• CHALLENGE:
Copy out every line in which the string "data" occurs.

═════ RECORD EXTRACTS ═════

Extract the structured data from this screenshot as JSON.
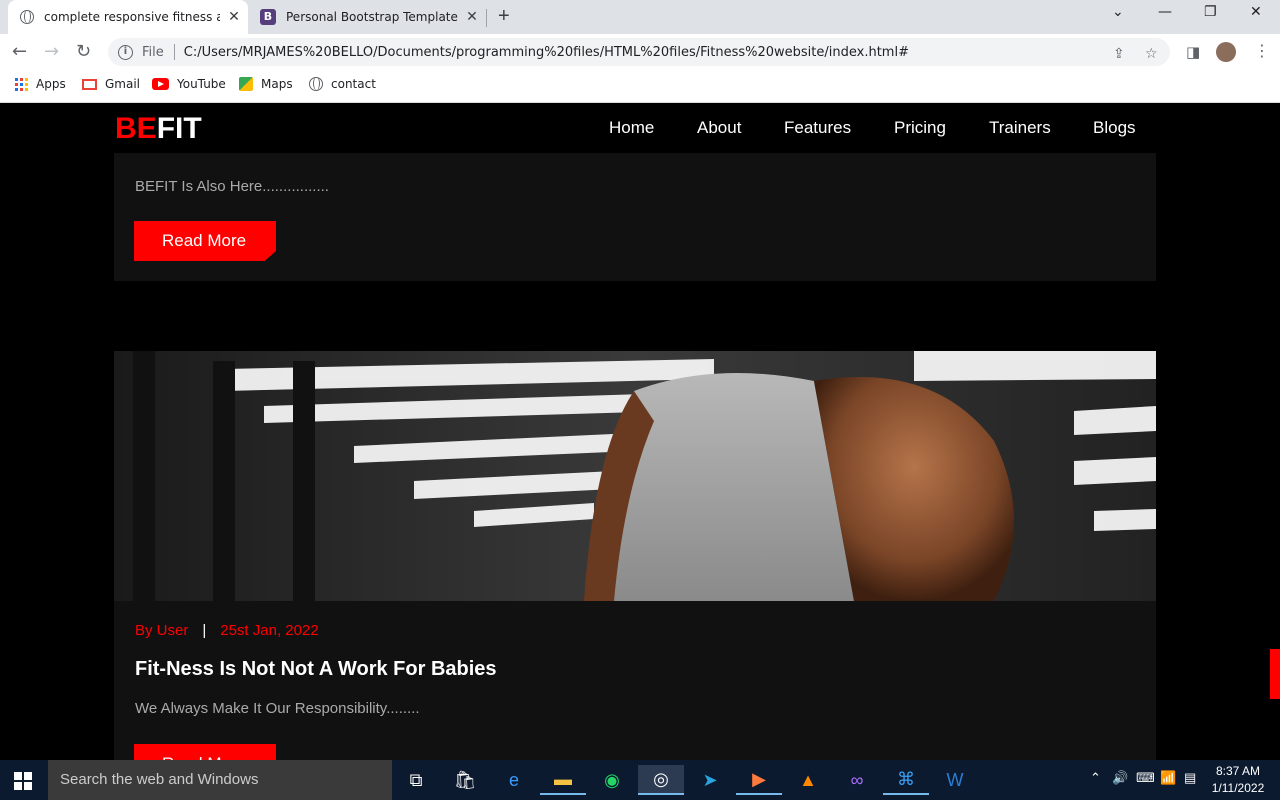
{
  "browser": {
    "tabs": [
      {
        "title": "complete responsive fitness and",
        "close": "✕"
      },
      {
        "title": "Personal Bootstrap Template",
        "close": "✕"
      }
    ],
    "new_tab": "+",
    "address": {
      "file_label": "File",
      "url": "C:/Users/MRJAMES%20BELLO/Documents/programming%20files/HTML%20files/Fitness%20website/index.html#"
    },
    "bookmarks": [
      "Apps",
      "Gmail",
      "YouTube",
      "Maps",
      "contact"
    ]
  },
  "site": {
    "logo_be": "BE",
    "logo_fit": "FIT",
    "nav": [
      "Home",
      "About",
      "Features",
      "Pricing",
      "Trainers",
      "Blogs"
    ]
  },
  "posts": [
    {
      "excerpt": "BEFIT Is Also Here................",
      "button": "Read More"
    },
    {
      "author": "By User",
      "separator": "|",
      "date": "25st Jan, 2022",
      "title": "Fit-Ness Is Not Not A Work For Babies",
      "excerpt": "We Always Make It Our Responsibility........",
      "button": "Read More"
    }
  ],
  "taskbar": {
    "search_placeholder": "Search the web and Windows",
    "time": "8:37 AM",
    "date": "1/11/2022"
  },
  "colors": {
    "accent": "#ff0000",
    "card_bg": "#111111",
    "page_bg": "#000000"
  }
}
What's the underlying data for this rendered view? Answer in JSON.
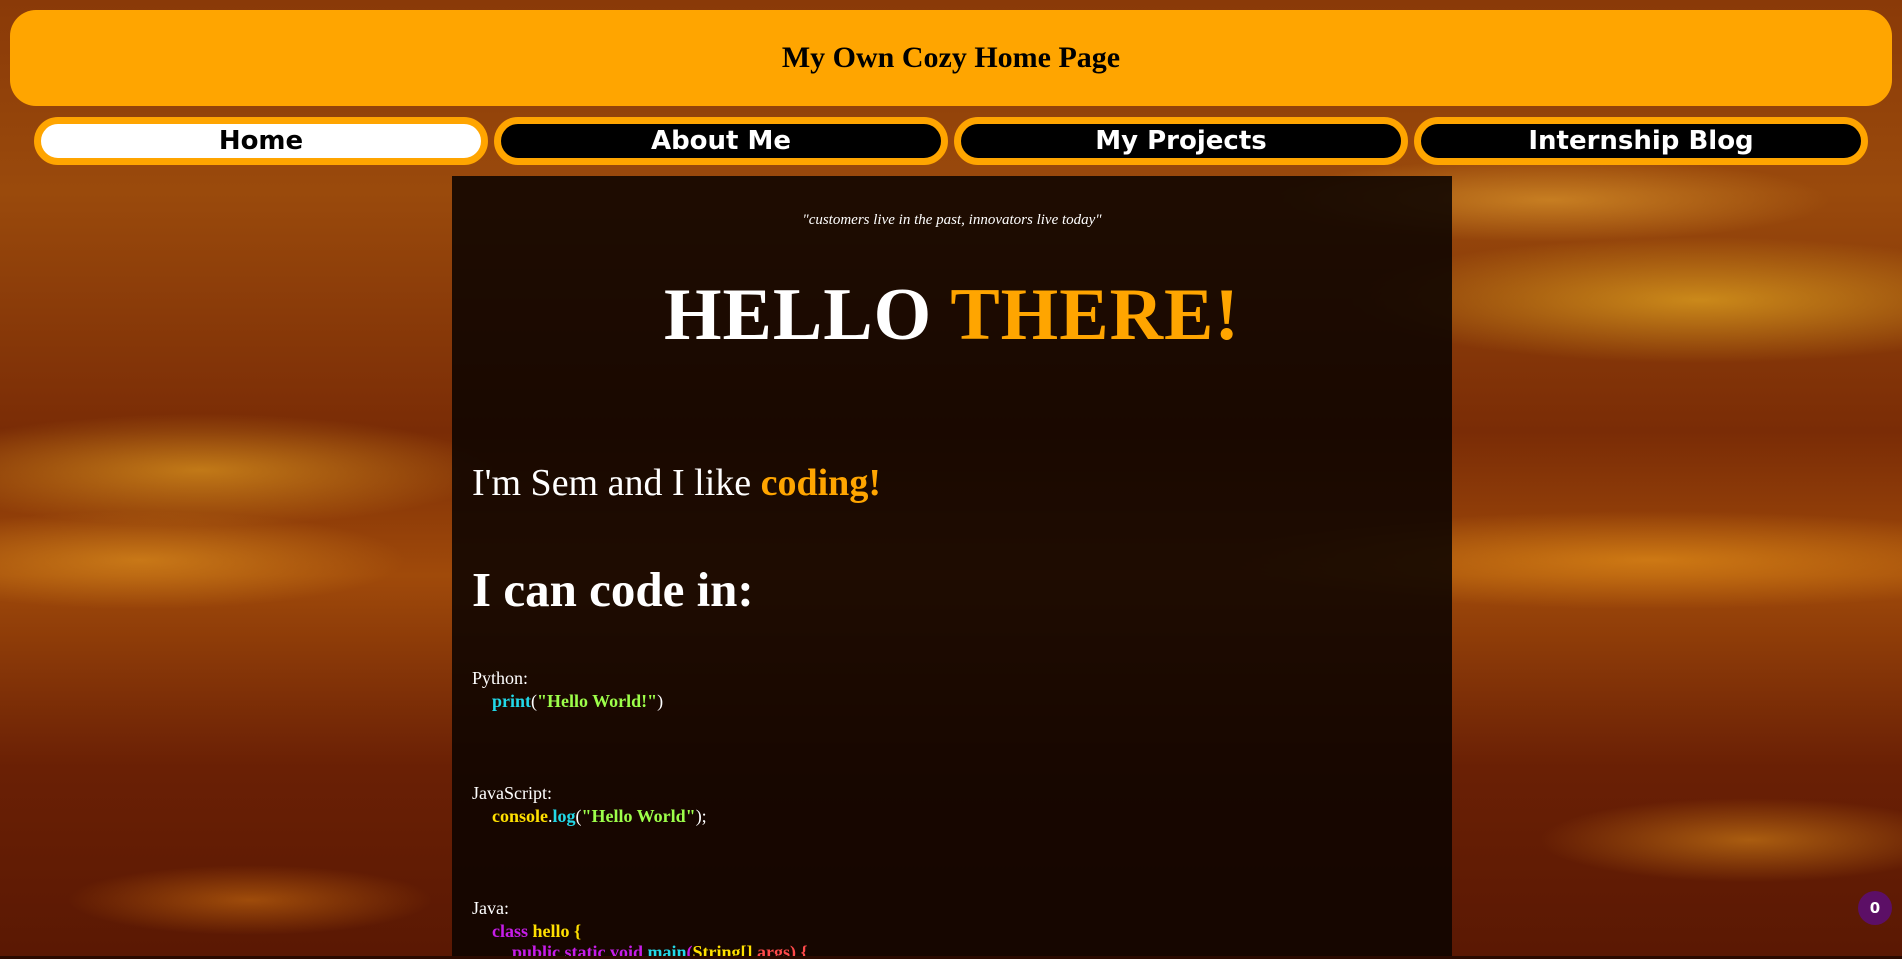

═════

• WORKED SOLUTION:
Extract the structured data from this screenshot as JSON.
What's the underlying data for this rendered view? Answer in JSON.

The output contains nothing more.